Exercise requirements: Give the count of lines containing the string "name", with no other output.

Supplied entries:

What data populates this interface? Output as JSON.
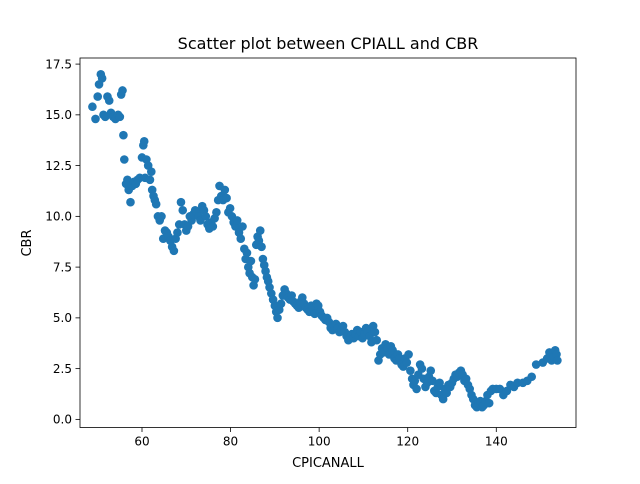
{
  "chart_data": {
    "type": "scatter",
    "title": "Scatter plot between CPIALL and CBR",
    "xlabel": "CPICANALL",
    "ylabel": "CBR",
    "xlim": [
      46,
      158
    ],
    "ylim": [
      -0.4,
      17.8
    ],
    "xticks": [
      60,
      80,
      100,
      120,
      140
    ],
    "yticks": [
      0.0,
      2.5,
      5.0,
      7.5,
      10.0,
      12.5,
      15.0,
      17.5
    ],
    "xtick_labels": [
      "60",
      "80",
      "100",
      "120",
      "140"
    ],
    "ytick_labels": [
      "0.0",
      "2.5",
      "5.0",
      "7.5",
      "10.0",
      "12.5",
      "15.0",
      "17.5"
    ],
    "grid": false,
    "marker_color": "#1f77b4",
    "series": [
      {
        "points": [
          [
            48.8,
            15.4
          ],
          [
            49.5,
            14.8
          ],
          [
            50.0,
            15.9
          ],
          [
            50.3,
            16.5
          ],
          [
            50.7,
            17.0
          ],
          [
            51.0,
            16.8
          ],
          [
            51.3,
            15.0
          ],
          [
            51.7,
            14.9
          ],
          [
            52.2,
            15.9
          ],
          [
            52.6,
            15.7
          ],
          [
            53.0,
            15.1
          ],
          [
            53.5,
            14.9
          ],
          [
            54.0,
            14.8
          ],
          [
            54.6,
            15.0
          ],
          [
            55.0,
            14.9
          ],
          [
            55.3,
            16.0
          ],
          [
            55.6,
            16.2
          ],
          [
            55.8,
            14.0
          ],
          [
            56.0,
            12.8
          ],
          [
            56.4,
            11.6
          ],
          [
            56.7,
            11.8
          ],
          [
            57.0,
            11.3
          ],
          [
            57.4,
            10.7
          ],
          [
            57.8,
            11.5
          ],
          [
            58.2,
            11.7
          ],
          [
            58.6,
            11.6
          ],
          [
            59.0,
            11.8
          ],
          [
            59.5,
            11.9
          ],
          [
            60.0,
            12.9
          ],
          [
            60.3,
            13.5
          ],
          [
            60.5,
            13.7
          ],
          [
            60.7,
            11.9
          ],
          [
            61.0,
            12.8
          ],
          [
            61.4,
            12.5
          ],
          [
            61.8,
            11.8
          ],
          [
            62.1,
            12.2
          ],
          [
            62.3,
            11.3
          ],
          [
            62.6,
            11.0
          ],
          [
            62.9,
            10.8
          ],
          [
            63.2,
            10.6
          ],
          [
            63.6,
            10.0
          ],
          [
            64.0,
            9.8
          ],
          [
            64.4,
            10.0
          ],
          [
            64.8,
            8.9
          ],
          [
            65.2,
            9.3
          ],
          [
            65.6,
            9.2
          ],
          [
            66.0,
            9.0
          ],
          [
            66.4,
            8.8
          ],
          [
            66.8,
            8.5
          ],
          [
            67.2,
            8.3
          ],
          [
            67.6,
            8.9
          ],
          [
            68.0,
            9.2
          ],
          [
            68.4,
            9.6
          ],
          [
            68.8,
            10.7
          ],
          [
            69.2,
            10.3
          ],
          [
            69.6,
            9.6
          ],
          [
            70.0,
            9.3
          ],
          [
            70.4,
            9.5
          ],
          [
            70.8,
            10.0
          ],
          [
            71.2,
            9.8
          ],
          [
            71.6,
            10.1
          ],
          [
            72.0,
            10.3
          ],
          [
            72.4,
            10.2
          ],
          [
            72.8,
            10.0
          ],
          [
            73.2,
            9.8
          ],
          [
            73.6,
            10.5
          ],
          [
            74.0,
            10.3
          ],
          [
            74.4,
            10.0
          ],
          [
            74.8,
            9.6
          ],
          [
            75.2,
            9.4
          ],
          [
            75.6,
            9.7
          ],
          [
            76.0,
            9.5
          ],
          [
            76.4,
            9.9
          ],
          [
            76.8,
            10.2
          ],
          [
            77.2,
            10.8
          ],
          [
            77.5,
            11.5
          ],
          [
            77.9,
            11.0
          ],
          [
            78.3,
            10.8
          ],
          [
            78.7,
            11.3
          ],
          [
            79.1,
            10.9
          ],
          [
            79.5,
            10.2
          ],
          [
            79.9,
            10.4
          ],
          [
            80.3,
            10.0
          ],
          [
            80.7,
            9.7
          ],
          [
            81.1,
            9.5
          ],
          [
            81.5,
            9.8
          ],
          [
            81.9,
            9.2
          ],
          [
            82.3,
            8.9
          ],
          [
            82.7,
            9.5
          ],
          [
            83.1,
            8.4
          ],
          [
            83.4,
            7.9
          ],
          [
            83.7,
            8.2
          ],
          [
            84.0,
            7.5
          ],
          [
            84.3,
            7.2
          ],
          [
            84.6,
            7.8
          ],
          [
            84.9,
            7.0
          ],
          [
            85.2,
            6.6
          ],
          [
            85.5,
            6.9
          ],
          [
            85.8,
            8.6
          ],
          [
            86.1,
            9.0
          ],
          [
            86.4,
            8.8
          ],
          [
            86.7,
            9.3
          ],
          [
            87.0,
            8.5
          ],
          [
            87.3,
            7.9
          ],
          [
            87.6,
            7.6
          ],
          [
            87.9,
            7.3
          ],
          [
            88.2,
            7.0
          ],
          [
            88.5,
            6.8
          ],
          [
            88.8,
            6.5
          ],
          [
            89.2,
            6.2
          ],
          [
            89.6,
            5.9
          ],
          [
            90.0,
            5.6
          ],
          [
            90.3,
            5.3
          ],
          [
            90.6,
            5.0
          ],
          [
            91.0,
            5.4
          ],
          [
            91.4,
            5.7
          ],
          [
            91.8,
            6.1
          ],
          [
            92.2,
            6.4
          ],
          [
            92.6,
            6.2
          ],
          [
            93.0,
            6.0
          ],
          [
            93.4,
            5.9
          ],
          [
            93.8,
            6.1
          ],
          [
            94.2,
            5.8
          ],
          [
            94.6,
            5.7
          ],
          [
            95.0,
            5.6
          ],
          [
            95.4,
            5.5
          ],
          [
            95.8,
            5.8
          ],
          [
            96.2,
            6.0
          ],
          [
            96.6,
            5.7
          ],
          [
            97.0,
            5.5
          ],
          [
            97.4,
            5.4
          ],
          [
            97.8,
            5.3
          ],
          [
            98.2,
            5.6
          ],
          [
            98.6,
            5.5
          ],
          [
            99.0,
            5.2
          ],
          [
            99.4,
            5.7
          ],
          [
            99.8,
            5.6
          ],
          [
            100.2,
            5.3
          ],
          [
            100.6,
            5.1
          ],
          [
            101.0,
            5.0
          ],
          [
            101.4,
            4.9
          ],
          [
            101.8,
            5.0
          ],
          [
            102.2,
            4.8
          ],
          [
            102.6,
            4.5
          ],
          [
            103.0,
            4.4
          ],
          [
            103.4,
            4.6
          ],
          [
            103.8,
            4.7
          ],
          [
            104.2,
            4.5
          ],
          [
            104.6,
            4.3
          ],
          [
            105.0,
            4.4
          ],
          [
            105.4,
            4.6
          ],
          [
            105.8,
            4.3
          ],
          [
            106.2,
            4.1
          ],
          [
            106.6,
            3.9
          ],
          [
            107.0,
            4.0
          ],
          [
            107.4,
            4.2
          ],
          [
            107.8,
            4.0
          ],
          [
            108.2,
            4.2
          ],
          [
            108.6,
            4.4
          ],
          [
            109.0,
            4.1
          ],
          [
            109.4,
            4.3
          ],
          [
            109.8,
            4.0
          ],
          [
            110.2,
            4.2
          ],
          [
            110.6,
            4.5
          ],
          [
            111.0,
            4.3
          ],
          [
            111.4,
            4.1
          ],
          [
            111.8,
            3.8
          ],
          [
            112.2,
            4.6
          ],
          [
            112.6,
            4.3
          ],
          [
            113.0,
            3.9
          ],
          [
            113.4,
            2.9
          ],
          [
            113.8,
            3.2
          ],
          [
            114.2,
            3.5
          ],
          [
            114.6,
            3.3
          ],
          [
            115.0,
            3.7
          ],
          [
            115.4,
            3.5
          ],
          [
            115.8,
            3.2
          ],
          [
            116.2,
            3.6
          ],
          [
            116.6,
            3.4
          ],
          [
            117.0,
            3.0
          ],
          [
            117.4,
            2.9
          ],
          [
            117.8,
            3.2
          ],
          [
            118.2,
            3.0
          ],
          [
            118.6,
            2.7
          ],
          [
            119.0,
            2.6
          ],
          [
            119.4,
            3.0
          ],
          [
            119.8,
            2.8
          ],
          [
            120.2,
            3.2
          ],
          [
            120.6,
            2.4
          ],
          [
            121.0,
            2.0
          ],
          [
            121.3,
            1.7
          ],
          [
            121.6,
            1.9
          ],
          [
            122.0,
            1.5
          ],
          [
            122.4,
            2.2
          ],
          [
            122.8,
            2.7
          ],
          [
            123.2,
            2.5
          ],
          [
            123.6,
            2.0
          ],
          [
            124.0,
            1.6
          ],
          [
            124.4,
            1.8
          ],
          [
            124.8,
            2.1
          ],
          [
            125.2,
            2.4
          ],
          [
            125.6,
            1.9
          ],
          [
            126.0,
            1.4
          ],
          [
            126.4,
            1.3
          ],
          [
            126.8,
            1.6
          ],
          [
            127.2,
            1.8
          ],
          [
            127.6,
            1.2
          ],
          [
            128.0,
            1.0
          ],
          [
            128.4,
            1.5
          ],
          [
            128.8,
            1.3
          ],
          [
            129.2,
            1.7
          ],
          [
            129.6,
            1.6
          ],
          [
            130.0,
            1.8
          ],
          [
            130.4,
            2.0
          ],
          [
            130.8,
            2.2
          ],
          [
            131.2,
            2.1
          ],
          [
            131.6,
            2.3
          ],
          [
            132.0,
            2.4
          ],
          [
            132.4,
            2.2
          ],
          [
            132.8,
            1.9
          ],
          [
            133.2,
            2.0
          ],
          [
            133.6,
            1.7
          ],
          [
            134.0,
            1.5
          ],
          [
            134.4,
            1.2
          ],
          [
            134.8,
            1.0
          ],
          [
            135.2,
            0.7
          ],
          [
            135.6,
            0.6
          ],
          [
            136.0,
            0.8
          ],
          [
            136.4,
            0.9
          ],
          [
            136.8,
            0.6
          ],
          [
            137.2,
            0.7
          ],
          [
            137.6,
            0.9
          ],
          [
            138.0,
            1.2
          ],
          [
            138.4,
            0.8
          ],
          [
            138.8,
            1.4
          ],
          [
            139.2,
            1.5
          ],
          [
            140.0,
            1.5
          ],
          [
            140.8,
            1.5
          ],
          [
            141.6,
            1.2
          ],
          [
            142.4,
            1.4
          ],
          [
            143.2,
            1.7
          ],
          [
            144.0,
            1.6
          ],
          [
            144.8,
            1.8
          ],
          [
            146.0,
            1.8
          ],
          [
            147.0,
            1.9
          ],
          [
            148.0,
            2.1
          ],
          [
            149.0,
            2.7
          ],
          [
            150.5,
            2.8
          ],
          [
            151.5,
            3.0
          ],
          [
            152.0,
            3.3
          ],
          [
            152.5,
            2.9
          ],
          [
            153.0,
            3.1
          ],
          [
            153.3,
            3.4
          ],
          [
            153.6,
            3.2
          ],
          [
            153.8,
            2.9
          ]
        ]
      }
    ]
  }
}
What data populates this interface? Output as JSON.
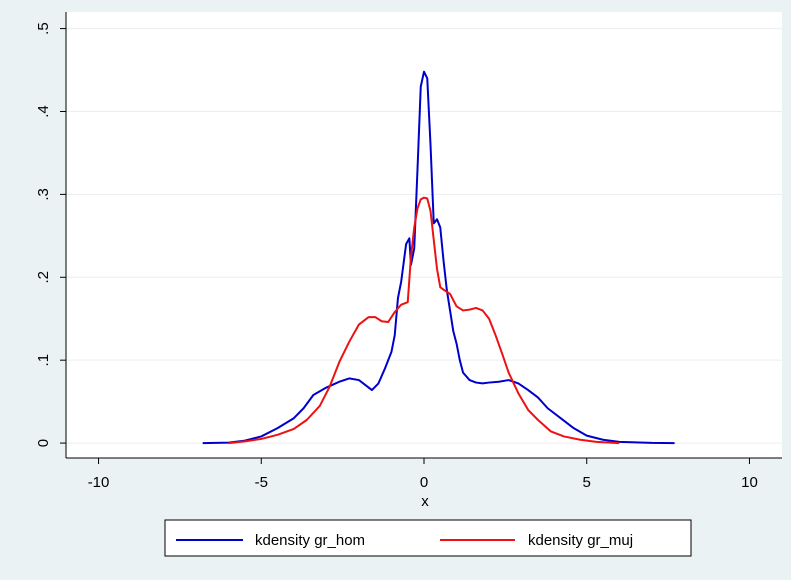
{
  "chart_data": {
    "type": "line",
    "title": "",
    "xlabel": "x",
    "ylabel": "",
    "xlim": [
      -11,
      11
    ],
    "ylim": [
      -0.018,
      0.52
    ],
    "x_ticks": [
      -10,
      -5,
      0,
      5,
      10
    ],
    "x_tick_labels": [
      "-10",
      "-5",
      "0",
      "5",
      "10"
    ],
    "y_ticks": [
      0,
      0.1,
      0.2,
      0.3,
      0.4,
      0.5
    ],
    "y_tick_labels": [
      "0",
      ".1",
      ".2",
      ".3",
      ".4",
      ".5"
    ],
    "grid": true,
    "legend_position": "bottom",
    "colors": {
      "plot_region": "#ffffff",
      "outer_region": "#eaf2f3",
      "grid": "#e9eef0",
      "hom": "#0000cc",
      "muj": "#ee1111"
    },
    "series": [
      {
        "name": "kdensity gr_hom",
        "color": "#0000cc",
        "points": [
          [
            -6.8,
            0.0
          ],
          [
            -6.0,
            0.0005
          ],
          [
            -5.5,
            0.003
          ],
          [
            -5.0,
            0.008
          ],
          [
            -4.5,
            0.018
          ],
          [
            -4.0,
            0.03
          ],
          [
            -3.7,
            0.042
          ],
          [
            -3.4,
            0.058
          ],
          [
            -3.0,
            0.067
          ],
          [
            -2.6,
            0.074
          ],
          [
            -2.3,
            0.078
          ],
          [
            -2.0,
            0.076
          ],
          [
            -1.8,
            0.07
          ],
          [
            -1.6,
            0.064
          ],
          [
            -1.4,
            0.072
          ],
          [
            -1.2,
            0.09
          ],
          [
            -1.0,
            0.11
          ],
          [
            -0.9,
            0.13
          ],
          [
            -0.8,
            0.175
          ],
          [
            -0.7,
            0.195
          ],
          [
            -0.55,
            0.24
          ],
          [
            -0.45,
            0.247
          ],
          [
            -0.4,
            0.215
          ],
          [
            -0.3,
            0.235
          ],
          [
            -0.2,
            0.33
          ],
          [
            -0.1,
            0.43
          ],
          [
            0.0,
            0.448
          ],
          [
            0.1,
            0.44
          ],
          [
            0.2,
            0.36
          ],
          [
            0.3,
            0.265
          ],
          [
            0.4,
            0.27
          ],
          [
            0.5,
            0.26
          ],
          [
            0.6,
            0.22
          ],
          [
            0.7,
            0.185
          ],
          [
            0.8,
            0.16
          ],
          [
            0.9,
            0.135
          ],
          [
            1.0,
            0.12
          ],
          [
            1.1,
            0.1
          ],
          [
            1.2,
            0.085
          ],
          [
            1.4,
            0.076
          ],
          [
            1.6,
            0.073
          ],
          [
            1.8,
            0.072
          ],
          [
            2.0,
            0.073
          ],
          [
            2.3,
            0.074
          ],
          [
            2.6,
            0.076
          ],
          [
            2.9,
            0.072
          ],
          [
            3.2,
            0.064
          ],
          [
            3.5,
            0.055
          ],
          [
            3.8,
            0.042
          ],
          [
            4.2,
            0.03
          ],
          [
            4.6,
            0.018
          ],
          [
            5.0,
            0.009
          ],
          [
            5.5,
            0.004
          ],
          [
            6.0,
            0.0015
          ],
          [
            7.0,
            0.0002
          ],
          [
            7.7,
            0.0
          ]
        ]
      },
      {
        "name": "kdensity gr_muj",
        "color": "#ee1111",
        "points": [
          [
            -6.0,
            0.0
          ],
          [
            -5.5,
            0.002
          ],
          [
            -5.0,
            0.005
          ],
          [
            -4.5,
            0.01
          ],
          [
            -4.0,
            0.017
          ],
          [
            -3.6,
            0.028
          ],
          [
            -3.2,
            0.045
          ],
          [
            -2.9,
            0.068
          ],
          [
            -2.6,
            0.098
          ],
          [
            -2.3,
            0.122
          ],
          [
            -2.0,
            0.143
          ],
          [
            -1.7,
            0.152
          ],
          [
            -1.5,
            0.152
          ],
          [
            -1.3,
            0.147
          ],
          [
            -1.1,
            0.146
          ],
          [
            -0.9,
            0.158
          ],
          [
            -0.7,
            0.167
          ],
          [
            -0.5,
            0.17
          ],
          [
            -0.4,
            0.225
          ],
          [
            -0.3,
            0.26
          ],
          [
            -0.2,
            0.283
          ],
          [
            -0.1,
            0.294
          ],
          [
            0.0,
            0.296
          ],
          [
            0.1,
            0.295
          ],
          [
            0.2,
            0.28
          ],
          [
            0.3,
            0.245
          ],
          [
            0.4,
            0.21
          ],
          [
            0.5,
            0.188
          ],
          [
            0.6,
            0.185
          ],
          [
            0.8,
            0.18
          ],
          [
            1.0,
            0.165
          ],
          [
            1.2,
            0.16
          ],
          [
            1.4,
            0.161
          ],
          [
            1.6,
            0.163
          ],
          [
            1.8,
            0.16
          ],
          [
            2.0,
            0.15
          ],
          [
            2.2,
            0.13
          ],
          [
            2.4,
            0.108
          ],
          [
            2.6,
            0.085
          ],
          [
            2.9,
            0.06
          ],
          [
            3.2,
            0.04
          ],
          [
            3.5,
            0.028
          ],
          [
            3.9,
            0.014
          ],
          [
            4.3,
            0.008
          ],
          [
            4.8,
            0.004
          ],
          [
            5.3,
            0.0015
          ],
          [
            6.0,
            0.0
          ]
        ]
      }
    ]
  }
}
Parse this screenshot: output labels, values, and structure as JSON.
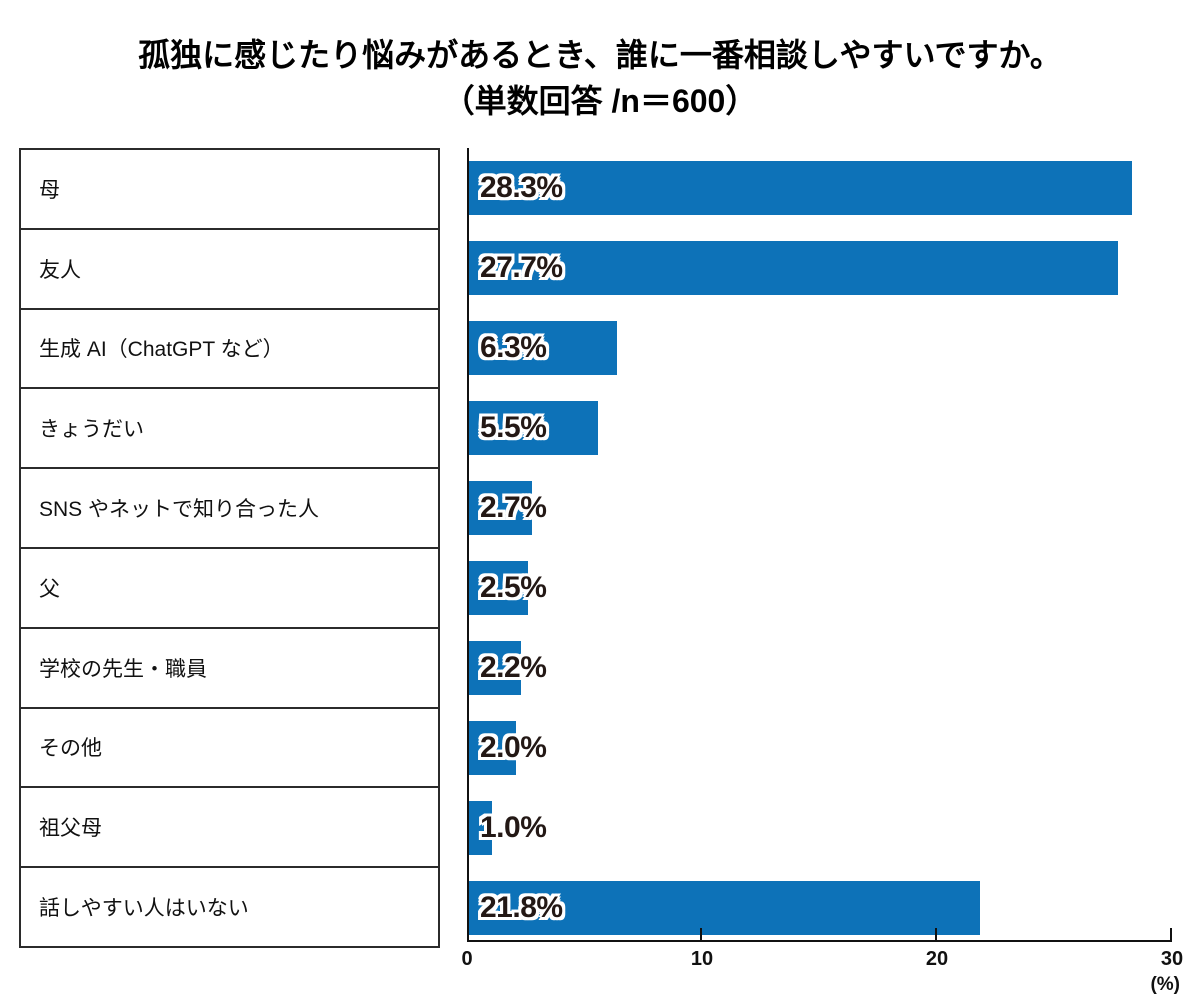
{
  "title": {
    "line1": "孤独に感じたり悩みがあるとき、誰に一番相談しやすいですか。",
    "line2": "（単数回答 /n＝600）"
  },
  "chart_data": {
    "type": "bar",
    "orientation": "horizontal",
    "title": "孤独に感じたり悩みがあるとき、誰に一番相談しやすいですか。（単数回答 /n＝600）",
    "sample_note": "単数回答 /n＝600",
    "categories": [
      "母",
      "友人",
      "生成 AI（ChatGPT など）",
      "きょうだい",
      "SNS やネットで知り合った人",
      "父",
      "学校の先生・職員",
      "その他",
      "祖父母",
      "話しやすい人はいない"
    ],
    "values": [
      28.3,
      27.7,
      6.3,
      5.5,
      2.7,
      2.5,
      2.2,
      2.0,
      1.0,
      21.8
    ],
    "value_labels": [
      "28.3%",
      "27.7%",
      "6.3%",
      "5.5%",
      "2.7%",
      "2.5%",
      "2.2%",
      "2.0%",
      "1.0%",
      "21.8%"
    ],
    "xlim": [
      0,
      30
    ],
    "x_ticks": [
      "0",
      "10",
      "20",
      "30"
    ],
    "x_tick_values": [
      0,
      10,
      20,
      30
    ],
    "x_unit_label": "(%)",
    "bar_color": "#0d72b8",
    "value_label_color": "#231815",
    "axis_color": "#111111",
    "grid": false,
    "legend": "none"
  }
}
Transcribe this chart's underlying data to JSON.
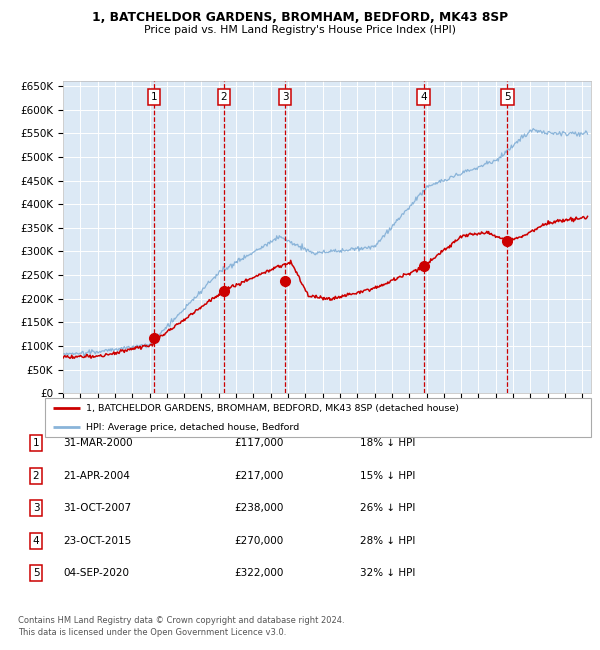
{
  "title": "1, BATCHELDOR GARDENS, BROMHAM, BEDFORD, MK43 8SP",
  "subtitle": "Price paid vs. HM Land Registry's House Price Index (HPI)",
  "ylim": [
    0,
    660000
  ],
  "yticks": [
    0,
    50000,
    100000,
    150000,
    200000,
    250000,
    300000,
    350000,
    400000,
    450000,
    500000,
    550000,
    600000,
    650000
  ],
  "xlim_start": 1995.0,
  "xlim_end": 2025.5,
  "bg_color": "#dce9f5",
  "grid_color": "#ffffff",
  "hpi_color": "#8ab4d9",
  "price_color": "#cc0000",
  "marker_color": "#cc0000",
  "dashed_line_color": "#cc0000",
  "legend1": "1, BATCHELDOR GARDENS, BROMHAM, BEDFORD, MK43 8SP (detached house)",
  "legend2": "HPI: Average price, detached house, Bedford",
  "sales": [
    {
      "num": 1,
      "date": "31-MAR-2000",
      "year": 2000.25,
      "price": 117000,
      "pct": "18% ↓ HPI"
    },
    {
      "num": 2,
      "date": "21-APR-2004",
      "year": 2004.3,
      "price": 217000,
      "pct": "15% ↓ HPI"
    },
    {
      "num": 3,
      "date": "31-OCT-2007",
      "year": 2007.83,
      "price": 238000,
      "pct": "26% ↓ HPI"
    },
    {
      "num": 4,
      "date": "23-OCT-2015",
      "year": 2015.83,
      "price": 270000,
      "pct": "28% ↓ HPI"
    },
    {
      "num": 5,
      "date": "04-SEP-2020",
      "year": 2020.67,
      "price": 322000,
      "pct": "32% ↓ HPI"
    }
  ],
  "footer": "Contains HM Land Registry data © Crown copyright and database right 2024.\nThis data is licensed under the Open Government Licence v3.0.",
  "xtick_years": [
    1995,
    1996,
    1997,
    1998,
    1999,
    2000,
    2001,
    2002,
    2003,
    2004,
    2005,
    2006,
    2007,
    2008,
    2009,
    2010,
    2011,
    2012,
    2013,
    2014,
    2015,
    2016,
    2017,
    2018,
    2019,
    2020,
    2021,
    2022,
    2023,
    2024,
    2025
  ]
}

Exercise output: 2